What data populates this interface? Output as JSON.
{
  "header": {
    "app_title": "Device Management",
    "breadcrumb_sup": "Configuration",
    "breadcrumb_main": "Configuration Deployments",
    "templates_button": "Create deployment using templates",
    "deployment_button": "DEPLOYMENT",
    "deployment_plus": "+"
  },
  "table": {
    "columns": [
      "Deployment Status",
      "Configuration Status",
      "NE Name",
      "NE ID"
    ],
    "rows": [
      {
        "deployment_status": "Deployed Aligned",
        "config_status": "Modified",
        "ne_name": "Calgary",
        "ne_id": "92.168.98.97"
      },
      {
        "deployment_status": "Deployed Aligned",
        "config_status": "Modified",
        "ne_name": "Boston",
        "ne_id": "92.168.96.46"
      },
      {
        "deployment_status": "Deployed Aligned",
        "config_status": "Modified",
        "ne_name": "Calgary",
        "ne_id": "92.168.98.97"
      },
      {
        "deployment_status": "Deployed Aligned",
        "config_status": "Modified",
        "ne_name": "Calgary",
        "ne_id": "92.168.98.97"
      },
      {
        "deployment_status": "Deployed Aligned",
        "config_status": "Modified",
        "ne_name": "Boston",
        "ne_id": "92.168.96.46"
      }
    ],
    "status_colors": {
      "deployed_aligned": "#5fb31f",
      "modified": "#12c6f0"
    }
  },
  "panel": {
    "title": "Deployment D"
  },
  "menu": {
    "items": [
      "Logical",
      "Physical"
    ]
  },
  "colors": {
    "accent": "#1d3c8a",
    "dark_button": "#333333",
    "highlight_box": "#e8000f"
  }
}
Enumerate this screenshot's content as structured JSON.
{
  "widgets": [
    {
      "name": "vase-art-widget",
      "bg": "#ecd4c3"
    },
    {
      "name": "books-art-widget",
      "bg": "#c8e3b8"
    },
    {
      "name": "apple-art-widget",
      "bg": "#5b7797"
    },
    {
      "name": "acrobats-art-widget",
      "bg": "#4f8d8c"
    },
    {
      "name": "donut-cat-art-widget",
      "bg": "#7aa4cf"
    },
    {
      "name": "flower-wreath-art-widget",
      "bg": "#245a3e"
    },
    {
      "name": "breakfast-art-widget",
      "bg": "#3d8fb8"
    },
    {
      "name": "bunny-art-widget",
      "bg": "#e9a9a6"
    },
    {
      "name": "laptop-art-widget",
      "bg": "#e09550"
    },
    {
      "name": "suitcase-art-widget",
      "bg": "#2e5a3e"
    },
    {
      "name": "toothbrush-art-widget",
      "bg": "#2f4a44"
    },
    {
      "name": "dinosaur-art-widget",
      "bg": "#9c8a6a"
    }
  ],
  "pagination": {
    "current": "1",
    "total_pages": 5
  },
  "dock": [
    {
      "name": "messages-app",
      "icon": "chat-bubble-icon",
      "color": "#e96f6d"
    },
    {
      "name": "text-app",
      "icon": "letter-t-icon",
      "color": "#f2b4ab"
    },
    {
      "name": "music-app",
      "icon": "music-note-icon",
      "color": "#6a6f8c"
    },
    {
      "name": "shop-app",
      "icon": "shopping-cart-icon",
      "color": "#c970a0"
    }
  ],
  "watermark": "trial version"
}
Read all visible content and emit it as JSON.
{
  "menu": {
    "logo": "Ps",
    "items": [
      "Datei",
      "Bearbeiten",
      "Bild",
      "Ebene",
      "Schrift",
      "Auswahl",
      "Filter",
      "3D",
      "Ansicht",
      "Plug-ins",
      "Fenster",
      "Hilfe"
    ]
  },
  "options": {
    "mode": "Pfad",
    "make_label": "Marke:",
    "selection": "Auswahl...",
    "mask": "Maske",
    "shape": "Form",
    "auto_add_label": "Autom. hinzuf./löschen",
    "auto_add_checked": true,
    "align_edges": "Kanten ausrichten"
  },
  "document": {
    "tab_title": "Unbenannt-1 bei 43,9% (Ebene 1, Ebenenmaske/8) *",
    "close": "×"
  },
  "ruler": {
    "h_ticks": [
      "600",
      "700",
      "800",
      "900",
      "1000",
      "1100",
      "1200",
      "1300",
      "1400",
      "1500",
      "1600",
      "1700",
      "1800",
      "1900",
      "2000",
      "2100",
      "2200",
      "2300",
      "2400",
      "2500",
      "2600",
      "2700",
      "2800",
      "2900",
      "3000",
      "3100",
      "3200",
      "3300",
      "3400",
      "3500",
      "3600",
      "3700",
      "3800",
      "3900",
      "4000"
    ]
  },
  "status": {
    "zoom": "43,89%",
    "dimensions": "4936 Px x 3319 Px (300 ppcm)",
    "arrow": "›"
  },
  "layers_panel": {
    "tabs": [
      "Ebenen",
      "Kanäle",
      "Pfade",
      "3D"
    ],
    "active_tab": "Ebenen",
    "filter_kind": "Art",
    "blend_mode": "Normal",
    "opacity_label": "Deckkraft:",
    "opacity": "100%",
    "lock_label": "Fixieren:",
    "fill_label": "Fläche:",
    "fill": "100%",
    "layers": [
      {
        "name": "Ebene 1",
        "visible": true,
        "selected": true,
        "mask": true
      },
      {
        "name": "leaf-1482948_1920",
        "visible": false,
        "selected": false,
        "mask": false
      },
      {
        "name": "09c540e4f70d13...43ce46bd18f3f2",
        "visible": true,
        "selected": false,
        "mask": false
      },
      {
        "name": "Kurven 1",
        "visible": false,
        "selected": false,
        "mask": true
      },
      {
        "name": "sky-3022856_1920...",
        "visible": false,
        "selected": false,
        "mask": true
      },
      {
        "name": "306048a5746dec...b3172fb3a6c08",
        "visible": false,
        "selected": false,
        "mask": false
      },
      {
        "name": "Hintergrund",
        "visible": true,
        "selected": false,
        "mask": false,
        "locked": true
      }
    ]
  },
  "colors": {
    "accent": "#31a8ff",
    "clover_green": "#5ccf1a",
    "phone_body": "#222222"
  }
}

——————

Problem: Please output the entire listing exactly as it stands.

Correct response:
What data populates this interface? Output as JSON.
{
  "header": {
    "app_title": "Device Management",
    "breadcrumb_sup": "Configuration",
    "breadcrumb_main": "Configuration Deployments",
    "templates_button": "Create deployment using templates",
    "deployment_button": "DEPLOYMENT",
    "deployment_plus": "+"
  },
  "table": {
    "columns": [
      "Deployment Status",
      "Configuration Status",
      "NE Name",
      "NE ID"
    ],
    "rows": [
      {
        "deployment_status": "Deployed Aligned",
        "config_status": "Modified",
        "ne_name": "Calgary",
        "ne_id": "92.168.98.97"
      },
      {
        "deployment_status": "Deployed Aligned",
        "config_status": "Modified",
        "ne_name": "Boston",
        "ne_id": "92.168.96.46"
      },
      {
        "deployment_status": "Deployed Aligned",
        "config_status": "Modified",
        "ne_name": "Calgary",
        "ne_id": "92.168.98.97"
      },
      {
        "deployment_status": "Deployed Aligned",
        "config_status": "Modified",
        "ne_name": "Calgary",
        "ne_id": "92.168.98.97"
      },
      {
        "deployment_status": "Deployed Aligned",
        "config_status": "Modified",
        "ne_name": "Boston",
        "ne_id": "92.168.96.46"
      }
    ],
    "status_colors": {
      "deployed_aligned": "#5fb31f",
      "modified": "#12c6f0"
    }
  },
  "panel": {
    "title": "Deployment D"
  },
  "menu": {
    "items": [
      "Logical",
      "Physical"
    ]
  },
  "colors": {
    "accent": "#1d3c8a",
    "dark_button": "#333333",
    "highlight_box": "#e8000f"
  }
}
Enumerate this screenshot's content as structured JSON.
{
  "widgets": [
    {
      "name": "vase-art-widget",
      "bg": "#ecd4c3"
    },
    {
      "name": "books-art-widget",
      "bg": "#c8e3b8"
    },
    {
      "name": "apple-art-widget",
      "bg": "#5b7797"
    },
    {
      "name": "acrobats-art-widget",
      "bg": "#4f8d8c"
    },
    {
      "name": "donut-cat-art-widget",
      "bg": "#7aa4cf"
    },
    {
      "name": "flower-wreath-art-widget",
      "bg": "#245a3e"
    },
    {
      "name": "breakfast-art-widget",
      "bg": "#3d8fb8"
    },
    {
      "name": "bunny-art-widget",
      "bg": "#e9a9a6"
    },
    {
      "name": "laptop-art-widget",
      "bg": "#e09550"
    },
    {
      "name": "suitcase-art-widget",
      "bg": "#2e5a3e"
    },
    {
      "name": "toothbrush-art-widget",
      "bg": "#2f4a44"
    },
    {
      "name": "dinosaur-art-widget",
      "bg": "#9c8a6a"
    }
  ],
  "pagination": {
    "current": "1",
    "total_pages": 5
  },
  "dock": [
    {
      "name": "messages-app",
      "icon": "chat-bubble-icon",
      "color": "#e96f6d"
    },
    {
      "name": "text-app",
      "icon": "letter-t-icon",
      "color": "#f2b4ab"
    },
    {
      "name": "music-app",
      "icon": "music-note-icon",
      "color": "#6a6f8c"
    },
    {
      "name": "shop-app",
      "icon": "shopping-cart-icon",
      "color": "#c970a0"
    }
  ],
  "watermark": "trial version"
}
Read all visible content and emit it as JSON.
{
  "menu": {
    "logo": "Ps",
    "items": [
      "Datei",
      "Bearbeiten",
      "Bild",
      "Ebene",
      "Schrift",
      "Auswahl",
      "Filter",
      "3D",
      "Ansicht",
      "Plug-ins",
      "Fenster",
      "Hilfe"
    ]
  },
  "options": {
    "mode": "Pfad",
    "make_label": "Marke:",
    "selection": "Auswahl...",
    "mask": "Maske",
    "shape": "Form",
    "auto_add_label": "Autom. hinzuf./löschen",
    "auto_add_checked": true,
    "align_edges": "Kanten ausrichten"
  },
  "document": {
    "tab_title": "Unbenannt-1 bei 43,9% (Ebene 1, Ebenenmaske/8) *",
    "close": "×"
  },
  "ruler": {
    "h_ticks": [
      "600",
      "700",
      "800",
      "900",
      "1000",
      "1100",
      "1200",
      "1300",
      "1400",
      "1500",
      "1600",
      "1700",
      "1800",
      "1900",
      "2000",
      "2100",
      "2200",
      "2300",
      "2400",
      "2500",
      "2600",
      "2700",
      "2800",
      "2900",
      "3000",
      "3100",
      "3200",
      "3300",
      "3400",
      "3500",
      "3600",
      "3700",
      "3800",
      "3900",
      "4000"
    ]
  },
  "status": {
    "zoom": "43,89%",
    "dimensions": "4936 Px x 3319 Px (300 ppcm)",
    "arrow": "›"
  },
  "layers_panel": {
    "tabs": [
      "Ebenen",
      "Kanäle",
      "Pfade",
      "3D"
    ],
    "active_tab": "Ebenen",
    "filter_kind": "Art",
    "blend_mode": "Normal",
    "opacity_label": "Deckkraft:",
    "opacity": "100%",
    "lock_label": "Fixieren:",
    "fill_label": "Fläche:",
    "fill": "100%",
    "layers": [
      {
        "name": "Ebene 1",
        "visible": true,
        "selected": true,
        "mask": true
      },
      {
        "name": "leaf-1482948_1920",
        "visible": false,
        "selected": false,
        "mask": false
      },
      {
        "name": "09c540e4f70d13...43ce46bd18f3f2",
        "visible": true,
        "selected": false,
        "mask": false
      },
      {
        "name": "Kurven 1",
        "visible": false,
        "selected": false,
        "mask": true
      },
      {
        "name": "sky-3022856_1920...",
        "visible": false,
        "selected": false,
        "mask": true
      },
      {
        "name": "306048a5746dec...b3172fb3a6c08",
        "visible": false,
        "selected": false,
        "mask": false
      },
      {
        "name": "Hintergrund",
        "visible": true,
        "selected": false,
        "mask": false,
        "locked": true
      }
    ]
  },
  "colors": {
    "accent": "#31a8ff",
    "clover_green": "#5ccf1a",
    "phone_body": "#222222"
  }
}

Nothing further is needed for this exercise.